====== MATERIAL FOR THIS EXERCISE ======
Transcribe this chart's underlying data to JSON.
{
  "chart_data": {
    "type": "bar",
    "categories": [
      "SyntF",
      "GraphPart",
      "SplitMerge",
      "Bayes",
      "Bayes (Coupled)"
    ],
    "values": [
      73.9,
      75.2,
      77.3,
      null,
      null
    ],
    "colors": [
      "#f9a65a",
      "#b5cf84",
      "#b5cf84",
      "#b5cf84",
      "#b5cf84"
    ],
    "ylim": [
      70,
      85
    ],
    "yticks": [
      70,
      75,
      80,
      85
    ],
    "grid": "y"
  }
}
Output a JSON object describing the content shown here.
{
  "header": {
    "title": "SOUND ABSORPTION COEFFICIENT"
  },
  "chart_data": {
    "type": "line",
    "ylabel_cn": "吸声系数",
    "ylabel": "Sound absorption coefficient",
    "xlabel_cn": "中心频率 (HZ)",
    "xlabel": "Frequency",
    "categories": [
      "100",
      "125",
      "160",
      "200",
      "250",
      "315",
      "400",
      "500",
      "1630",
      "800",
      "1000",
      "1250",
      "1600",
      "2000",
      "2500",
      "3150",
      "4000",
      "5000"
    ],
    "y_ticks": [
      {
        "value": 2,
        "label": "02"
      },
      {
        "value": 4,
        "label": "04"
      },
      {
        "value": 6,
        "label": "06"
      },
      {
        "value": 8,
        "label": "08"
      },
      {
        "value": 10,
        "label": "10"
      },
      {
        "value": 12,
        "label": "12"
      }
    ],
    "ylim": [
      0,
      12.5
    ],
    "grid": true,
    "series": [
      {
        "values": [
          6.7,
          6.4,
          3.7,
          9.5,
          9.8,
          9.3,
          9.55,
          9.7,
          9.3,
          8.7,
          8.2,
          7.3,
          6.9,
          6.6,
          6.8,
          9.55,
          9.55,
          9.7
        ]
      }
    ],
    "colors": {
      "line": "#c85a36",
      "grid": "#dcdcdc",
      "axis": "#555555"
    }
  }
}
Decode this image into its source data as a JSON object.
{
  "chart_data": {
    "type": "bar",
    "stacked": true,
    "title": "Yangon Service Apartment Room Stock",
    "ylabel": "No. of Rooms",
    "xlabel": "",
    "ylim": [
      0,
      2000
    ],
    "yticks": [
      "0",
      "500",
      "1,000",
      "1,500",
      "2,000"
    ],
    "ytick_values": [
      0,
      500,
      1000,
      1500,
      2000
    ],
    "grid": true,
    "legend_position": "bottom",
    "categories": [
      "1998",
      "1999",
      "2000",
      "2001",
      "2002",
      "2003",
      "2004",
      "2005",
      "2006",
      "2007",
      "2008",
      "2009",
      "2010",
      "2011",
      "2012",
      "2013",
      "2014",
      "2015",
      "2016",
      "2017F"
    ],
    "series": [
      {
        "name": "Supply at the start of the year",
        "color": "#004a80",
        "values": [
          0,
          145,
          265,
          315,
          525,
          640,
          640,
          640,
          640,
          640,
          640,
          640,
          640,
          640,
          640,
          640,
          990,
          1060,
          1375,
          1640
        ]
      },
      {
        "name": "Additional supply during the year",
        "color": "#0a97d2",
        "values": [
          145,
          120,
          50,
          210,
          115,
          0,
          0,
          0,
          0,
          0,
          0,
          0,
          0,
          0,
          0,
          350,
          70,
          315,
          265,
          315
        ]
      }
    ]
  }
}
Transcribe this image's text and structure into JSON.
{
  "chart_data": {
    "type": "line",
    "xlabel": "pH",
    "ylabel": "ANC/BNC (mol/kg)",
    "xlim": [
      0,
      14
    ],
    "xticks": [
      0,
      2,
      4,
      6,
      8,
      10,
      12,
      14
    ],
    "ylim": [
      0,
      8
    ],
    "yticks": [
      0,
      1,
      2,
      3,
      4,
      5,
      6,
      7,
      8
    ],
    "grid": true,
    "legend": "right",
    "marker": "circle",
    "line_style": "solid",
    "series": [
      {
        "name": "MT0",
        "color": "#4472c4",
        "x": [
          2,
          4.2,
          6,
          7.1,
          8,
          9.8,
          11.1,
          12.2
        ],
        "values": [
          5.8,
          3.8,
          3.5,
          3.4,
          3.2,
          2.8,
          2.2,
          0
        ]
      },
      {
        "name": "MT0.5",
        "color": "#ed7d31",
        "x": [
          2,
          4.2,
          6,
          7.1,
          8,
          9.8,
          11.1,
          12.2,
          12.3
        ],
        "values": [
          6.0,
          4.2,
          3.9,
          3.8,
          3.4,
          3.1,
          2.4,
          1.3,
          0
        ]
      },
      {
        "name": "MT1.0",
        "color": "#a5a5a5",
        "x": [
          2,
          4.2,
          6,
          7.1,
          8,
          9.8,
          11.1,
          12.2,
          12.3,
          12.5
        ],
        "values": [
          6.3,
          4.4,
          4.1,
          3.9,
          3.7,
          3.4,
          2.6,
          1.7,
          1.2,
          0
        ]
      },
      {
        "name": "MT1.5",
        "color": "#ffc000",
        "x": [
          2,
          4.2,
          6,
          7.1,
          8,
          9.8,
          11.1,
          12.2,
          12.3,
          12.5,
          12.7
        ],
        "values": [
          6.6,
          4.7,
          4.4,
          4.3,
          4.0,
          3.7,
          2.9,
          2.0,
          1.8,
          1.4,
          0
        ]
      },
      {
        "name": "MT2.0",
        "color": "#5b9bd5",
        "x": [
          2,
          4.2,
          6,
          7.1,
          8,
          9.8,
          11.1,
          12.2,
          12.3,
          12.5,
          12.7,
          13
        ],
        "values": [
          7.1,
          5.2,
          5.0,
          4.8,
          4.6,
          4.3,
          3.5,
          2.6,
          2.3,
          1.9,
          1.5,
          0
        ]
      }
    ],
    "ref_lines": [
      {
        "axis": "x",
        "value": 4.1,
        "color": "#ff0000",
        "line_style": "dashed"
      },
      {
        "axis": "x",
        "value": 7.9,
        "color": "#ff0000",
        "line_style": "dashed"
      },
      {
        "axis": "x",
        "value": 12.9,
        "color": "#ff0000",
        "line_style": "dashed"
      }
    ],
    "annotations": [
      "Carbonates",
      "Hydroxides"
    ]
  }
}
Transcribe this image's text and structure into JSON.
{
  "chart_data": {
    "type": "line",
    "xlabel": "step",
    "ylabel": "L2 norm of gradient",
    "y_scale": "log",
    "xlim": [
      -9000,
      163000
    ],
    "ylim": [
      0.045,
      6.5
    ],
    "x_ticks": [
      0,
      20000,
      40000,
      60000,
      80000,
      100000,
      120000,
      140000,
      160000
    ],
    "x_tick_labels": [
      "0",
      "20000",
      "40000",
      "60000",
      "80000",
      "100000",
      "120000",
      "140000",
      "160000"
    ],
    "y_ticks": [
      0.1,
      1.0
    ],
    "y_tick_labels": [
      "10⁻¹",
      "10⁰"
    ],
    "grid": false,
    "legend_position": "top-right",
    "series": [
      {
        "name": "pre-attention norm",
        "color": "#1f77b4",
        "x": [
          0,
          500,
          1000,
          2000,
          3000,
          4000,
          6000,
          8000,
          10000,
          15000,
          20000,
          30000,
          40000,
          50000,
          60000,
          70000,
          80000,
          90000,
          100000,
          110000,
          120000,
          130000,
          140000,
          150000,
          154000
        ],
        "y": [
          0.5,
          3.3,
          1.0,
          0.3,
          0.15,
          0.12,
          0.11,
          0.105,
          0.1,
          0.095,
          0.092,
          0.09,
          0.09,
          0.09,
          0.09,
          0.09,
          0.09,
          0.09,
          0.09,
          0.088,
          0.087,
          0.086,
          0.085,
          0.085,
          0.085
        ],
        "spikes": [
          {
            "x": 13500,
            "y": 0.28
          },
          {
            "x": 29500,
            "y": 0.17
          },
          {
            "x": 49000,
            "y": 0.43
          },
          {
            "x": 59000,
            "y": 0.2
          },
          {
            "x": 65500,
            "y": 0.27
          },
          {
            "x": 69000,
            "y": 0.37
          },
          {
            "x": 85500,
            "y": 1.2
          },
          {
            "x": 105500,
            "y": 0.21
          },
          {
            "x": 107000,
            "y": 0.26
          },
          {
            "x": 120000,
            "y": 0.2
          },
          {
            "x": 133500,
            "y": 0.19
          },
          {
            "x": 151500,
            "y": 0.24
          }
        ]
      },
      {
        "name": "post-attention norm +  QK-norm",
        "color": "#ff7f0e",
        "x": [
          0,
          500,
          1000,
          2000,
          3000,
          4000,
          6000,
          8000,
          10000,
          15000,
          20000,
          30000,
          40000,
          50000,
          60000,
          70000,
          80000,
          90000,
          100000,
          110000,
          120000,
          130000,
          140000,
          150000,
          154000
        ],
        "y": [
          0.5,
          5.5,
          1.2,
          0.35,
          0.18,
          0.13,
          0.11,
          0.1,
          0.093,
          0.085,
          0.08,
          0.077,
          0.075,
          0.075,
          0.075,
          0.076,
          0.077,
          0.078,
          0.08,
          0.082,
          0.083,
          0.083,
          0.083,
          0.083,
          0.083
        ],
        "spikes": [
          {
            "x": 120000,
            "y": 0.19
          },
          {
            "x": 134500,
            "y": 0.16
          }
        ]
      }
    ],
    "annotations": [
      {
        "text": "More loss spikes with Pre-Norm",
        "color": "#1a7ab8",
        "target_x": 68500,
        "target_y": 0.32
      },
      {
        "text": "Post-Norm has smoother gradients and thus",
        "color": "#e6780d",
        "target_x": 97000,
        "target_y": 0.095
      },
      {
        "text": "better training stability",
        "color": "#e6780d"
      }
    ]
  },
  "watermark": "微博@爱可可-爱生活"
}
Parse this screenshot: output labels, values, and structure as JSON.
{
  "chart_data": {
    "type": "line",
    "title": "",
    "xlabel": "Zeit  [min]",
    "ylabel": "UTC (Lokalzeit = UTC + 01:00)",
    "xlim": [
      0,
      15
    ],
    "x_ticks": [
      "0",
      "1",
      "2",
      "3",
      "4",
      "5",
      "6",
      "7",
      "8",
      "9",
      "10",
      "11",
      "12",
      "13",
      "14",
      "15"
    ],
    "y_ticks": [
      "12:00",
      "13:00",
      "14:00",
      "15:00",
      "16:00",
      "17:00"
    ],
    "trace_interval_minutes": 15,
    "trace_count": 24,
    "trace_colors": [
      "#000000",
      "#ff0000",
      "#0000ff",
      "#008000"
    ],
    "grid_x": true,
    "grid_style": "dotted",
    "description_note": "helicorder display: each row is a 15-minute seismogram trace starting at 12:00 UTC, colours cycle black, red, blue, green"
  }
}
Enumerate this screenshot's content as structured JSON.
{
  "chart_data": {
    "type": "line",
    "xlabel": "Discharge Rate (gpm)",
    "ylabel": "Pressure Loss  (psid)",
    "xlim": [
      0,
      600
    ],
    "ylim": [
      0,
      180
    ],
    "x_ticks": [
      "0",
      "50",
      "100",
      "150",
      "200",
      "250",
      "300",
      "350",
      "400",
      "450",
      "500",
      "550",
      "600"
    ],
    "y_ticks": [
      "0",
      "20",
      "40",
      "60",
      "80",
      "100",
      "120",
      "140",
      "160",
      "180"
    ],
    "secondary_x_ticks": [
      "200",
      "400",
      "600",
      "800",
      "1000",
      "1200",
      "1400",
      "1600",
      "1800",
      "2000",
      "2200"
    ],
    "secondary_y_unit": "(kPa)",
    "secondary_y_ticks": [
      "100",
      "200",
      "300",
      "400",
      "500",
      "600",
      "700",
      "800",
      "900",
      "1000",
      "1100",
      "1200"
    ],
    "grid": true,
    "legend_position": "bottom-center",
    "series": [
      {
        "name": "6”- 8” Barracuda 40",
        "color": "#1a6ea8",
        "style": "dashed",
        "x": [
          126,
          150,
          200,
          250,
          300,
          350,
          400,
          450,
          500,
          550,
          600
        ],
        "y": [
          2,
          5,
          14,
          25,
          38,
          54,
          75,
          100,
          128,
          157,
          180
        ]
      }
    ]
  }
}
======
WHAT YOU HAVE TO DO:
In the data above, how many lines contain the string "right"? Answer with the number only.

EXPECTED OUTPUT:
2